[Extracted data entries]
## start

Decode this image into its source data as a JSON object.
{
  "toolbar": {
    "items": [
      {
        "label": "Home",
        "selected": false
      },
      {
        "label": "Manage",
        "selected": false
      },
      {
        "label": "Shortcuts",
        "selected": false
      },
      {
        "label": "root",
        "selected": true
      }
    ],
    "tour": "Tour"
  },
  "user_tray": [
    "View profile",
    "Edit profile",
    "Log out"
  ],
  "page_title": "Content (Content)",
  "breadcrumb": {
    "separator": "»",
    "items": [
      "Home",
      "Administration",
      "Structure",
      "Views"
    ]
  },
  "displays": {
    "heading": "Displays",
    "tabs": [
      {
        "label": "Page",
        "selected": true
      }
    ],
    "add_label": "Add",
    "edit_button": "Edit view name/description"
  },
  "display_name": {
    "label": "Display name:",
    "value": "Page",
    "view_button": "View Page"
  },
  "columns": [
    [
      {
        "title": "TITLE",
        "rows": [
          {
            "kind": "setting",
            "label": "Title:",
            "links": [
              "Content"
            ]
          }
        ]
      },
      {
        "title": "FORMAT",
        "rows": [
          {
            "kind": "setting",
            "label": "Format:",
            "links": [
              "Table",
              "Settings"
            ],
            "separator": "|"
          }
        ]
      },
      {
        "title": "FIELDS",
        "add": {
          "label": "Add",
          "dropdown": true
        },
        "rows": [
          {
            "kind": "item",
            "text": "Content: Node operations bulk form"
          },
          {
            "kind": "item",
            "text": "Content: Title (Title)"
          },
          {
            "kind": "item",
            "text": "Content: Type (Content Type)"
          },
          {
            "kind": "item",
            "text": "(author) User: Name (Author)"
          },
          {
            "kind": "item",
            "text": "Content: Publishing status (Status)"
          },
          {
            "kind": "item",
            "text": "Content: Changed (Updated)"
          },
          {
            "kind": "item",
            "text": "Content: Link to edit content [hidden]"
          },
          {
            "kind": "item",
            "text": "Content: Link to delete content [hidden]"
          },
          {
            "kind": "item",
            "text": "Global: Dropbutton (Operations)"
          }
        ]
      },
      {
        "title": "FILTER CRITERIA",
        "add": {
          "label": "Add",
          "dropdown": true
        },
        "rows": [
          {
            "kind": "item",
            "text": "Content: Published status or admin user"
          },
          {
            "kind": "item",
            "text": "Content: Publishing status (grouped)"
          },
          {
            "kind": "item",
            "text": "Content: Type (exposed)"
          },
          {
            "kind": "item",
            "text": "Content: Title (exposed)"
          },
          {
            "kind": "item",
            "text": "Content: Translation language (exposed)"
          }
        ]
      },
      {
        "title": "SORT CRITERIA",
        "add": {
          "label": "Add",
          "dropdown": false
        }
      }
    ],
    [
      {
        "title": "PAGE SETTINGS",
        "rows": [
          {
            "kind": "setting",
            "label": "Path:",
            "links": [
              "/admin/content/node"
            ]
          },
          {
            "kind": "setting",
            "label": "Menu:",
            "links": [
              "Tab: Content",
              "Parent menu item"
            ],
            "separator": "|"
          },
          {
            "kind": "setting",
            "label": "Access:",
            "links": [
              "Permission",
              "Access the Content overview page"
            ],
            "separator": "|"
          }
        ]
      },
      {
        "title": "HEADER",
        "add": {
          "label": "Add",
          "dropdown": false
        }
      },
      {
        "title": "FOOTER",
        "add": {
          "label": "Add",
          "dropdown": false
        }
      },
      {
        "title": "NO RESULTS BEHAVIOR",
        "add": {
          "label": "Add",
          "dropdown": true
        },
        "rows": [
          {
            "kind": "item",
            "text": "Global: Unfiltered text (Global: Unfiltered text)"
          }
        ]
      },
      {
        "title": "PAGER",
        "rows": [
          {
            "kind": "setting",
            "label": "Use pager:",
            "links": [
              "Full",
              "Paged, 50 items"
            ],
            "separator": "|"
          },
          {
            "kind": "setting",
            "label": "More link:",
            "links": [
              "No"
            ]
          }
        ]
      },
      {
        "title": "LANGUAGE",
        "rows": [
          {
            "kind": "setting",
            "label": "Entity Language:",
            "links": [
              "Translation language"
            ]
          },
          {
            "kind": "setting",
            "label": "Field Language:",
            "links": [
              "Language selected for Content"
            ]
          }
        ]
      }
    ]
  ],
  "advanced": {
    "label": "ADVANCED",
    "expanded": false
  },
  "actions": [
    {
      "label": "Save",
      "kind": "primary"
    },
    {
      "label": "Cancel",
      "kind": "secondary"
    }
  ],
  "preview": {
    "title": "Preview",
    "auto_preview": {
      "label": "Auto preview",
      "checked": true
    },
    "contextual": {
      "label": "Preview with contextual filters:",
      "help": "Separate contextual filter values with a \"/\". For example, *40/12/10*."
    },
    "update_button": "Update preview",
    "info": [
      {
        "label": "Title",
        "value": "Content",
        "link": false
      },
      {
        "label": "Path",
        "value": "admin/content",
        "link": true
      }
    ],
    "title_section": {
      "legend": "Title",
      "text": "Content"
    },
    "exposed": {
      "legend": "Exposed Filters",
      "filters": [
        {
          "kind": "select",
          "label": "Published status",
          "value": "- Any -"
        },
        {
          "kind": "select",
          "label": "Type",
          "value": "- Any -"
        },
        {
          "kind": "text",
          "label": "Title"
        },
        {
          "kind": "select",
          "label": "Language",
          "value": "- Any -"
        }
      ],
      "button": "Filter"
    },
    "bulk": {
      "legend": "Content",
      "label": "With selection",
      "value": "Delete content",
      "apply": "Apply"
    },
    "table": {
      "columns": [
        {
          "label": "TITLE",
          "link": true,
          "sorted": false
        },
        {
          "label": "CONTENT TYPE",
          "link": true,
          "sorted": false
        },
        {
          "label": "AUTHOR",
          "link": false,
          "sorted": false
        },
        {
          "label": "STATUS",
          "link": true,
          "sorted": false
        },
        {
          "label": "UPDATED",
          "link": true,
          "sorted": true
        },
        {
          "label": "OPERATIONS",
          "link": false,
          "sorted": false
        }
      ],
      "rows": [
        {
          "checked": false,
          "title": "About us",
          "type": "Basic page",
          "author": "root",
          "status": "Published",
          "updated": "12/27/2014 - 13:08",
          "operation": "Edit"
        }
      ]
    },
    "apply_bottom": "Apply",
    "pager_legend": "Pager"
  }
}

## end

### Exercise goal
Collect from the data above every line that includes "Published".

### Result for this exercise
            "text": "Content: Published status or admin user"
          "label": "Published status",
          "status": "Published",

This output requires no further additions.